#### What this task involves:
Extract the complete listing and repeat it word for word.

#### Data excerpts:
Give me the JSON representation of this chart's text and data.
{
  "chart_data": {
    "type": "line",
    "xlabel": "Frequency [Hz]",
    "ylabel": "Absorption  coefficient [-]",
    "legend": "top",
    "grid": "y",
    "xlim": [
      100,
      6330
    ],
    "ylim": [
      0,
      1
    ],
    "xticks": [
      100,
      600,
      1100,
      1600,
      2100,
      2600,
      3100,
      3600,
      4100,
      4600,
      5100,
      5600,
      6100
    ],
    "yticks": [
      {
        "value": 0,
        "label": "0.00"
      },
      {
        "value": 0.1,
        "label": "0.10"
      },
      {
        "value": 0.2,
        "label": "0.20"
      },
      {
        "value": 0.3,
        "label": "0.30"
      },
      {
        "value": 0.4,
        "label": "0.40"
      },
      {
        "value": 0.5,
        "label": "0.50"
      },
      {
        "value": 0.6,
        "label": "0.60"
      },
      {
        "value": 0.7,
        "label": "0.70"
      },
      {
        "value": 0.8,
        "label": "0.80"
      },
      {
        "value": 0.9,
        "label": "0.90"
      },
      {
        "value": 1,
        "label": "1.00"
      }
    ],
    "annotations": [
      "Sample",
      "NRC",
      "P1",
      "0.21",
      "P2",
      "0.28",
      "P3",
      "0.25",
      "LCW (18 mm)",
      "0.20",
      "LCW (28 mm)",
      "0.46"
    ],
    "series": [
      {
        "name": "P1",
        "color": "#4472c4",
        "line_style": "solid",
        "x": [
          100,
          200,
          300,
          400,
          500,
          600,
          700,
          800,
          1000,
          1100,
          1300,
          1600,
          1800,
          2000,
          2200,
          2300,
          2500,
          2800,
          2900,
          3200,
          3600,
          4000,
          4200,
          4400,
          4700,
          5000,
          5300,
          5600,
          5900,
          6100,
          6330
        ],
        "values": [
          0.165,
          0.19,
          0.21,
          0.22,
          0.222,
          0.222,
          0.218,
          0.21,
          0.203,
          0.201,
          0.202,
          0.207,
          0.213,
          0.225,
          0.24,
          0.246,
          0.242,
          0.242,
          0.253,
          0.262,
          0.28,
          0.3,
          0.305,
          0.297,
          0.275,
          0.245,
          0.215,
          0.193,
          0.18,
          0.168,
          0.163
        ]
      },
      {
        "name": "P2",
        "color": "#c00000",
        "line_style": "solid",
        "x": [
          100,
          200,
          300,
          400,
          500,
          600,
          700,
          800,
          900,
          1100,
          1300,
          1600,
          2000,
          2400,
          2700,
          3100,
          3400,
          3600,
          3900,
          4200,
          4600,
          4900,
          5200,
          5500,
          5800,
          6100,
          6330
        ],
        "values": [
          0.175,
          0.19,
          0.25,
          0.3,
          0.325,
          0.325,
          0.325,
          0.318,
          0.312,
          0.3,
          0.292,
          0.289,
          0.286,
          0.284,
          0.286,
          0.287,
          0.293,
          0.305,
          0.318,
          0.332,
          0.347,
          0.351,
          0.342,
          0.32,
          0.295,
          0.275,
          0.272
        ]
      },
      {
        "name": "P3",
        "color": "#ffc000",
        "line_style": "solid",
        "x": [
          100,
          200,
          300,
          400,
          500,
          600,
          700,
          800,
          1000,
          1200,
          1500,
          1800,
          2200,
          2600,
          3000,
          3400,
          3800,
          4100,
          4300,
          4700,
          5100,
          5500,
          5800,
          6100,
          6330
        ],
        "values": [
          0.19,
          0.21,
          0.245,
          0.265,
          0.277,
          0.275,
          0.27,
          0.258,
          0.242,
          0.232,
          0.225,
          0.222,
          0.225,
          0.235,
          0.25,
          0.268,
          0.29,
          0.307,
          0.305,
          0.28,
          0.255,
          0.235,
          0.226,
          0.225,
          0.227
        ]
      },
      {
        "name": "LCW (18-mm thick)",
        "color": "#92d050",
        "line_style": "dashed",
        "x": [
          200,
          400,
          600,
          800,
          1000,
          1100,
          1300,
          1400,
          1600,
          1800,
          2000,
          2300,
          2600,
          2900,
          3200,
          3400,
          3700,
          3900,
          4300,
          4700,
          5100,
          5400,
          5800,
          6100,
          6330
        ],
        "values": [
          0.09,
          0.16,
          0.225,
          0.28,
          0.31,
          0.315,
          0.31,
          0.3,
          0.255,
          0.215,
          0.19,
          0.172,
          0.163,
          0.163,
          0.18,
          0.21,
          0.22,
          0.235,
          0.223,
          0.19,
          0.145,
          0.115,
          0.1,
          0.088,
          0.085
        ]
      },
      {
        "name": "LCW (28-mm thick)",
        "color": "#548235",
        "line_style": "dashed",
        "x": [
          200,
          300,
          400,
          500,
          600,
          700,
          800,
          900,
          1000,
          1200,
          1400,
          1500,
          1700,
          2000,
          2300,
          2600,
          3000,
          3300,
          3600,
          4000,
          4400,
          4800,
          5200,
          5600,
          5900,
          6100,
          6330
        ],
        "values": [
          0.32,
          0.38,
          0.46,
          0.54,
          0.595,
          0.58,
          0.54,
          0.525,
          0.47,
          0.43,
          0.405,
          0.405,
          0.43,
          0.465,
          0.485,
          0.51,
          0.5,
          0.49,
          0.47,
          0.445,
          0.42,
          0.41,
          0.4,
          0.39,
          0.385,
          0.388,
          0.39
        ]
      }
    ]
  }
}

#### Full output:
Give me the JSON representation of this chart's text and data.
{
  "chart_data": {
    "type": "line",
    "xlabel": "Frequency [Hz]",
    "ylabel": "Absorption  coefficient [-]",
    "legend": "top",
    "grid": "y",
    "xlim": [
      100,
      6330
    ],
    "ylim": [
      0,
      1
    ],
    "xticks": [
      100,
      600,
      1100,
      1600,
      2100,
      2600,
      3100,
      3600,
      4100,
      4600,
      5100,
      5600,
      6100
    ],
    "yticks": [
      {
        "value": 0,
        "label": "0.00"
      },
      {
        "value": 0.1,
        "label": "0.10"
      },
      {
        "value": 0.2,
        "label": "0.20"
      },
      {
        "value": 0.3,
        "label": "0.30"
      },
      {
        "value": 0.4,
        "label": "0.40"
      },
      {
        "value": 0.5,
        "label": "0.50"
      },
      {
        "value": 0.6,
        "label": "0.60"
      },
      {
        "value": 0.7,
        "label": "0.70"
      },
      {
        "value": 0.8,
        "label": "0.80"
      },
      {
        "value": 0.9,
        "label": "0.90"
      },
      {
        "value": 1,
        "label": "1.00"
      }
    ],
    "annotations": [
      "Sample",
      "NRC",
      "P1",
      "0.21",
      "P2",
      "0.28",
      "P3",
      "0.25",
      "LCW (18 mm)",
      "0.20",
      "LCW (28 mm)",
      "0.46"
    ],
    "series": [
      {
        "name": "P1",
        "color": "#4472c4",
        "line_style": "solid",
        "x": [
          100,
          200,
          300,
          400,
          500,
          600,
          700,
          800,
          1000,
          1100,
          1300,
          1600,
          1800,
          2000,
          2200,
          2300,
          2500,
          2800,
          2900,
          3200,
          3600,
          4000,
          4200,
          4400,
          4700,
          5000,
          5300,
          5600,
          5900,
          6100,
          6330
        ],
        "values": [
          0.165,
          0.19,
          0.21,
          0.22,
          0.222,
          0.222,
          0.218,
          0.21,
          0.203,
          0.201,
          0.202,
          0.207,
          0.213,
          0.225,
          0.24,
          0.246,
          0.242,
          0.242,
          0.253,
          0.262,
          0.28,
          0.3,
          0.305,
          0.297,
          0.275,
          0.245,
          0.215,
          0.193,
          0.18,
          0.168,
          0.163
        ]
      },
      {
        "name": "P2",
        "color": "#c00000",
        "line_style": "solid",
        "x": [
          100,
          200,
          300,
          400,
          500,
          600,
          700,
          800,
          900,
          1100,
          1300,
          1600,
          2000,
          2400,
          2700,
          3100,
          3400,
          3600,
          3900,
          4200,
          4600,
          4900,
          5200,
          5500,
          5800,
          6100,
          6330
        ],
        "values": [
          0.175,
          0.19,
          0.25,
          0.3,
          0.325,
          0.325,
          0.325,
          0.318,
          0.312,
          0.3,
          0.292,
          0.289,
          0.286,
          0.284,
          0.286,
          0.287,
          0.293,
          0.305,
          0.318,
          0.332,
          0.347,
          0.351,
          0.342,
          0.32,
          0.295,
          0.275,
          0.272
        ]
      },
      {
        "name": "P3",
        "color": "#ffc000",
        "line_style": "solid",
        "x": [
          100,
          200,
          300,
          400,
          500,
          600,
          700,
          800,
          1000,
          1200,
          1500,
          1800,
          2200,
          2600,
          3000,
          3400,
          3800,
          4100,
          4300,
          4700,
          5100,
          5500,
          5800,
          6100,
          6330
        ],
        "values": [
          0.19,
          0.21,
          0.245,
          0.265,
          0.277,
          0.275,
          0.27,
          0.258,
          0.242,
          0.232,
          0.225,
          0.222,
          0.225,
          0.235,
          0.25,
          0.268,
          0.29,
          0.307,
          0.305,
          0.28,
          0.255,
          0.235,
          0.226,
          0.225,
          0.227
        ]
      },
      {
        "name": "LCW (18-mm thick)",
        "color": "#92d050",
        "line_style": "dashed",
        "x": [
          200,
          400,
          600,
          800,
          1000,
          1100,
          1300,
          1400,
          1600,
          1800,
          2000,
          2300,
          2600,
          2900,
          3200,
          3400,
          3700,
          3900,
          4300,
          4700,
          5100,
          5400,
          5800,
          6100,
          6330
        ],
        "values": [
          0.09,
          0.16,
          0.225,
          0.28,
          0.31,
          0.315,
          0.31,
          0.3,
          0.255,
          0.215,
          0.19,
          0.172,
          0.163,
          0.163,
          0.18,
          0.21,
          0.22,
          0.235,
          0.223,
          0.19,
          0.145,
          0.115,
          0.1,
          0.088,
          0.085
        ]
      },
      {
        "name": "LCW (28-mm thick)",
        "color": "#548235",
        "line_style": "dashed",
        "x": [
          200,
          300,
          400,
          500,
          600,
          700,
          800,
          900,
          1000,
          1200,
          1400,
          1500,
          1700,
          2000,
          2300,
          2600,
          3000,
          3300,
          3600,
          4000,
          4400,
          4800,
          5200,
          5600,
          5900,
          6100,
          6330
        ],
        "values": [
          0.32,
          0.38,
          0.46,
          0.54,
          0.595,
          0.58,
          0.54,
          0.525,
          0.47,
          0.43,
          0.405,
          0.405,
          0.43,
          0.465,
          0.485,
          0.51,
          0.5,
          0.49,
          0.47,
          0.445,
          0.42,
          0.41,
          0.4,
          0.39,
          0.385,
          0.388,
          0.39
        ]
      }
    ]
  }
}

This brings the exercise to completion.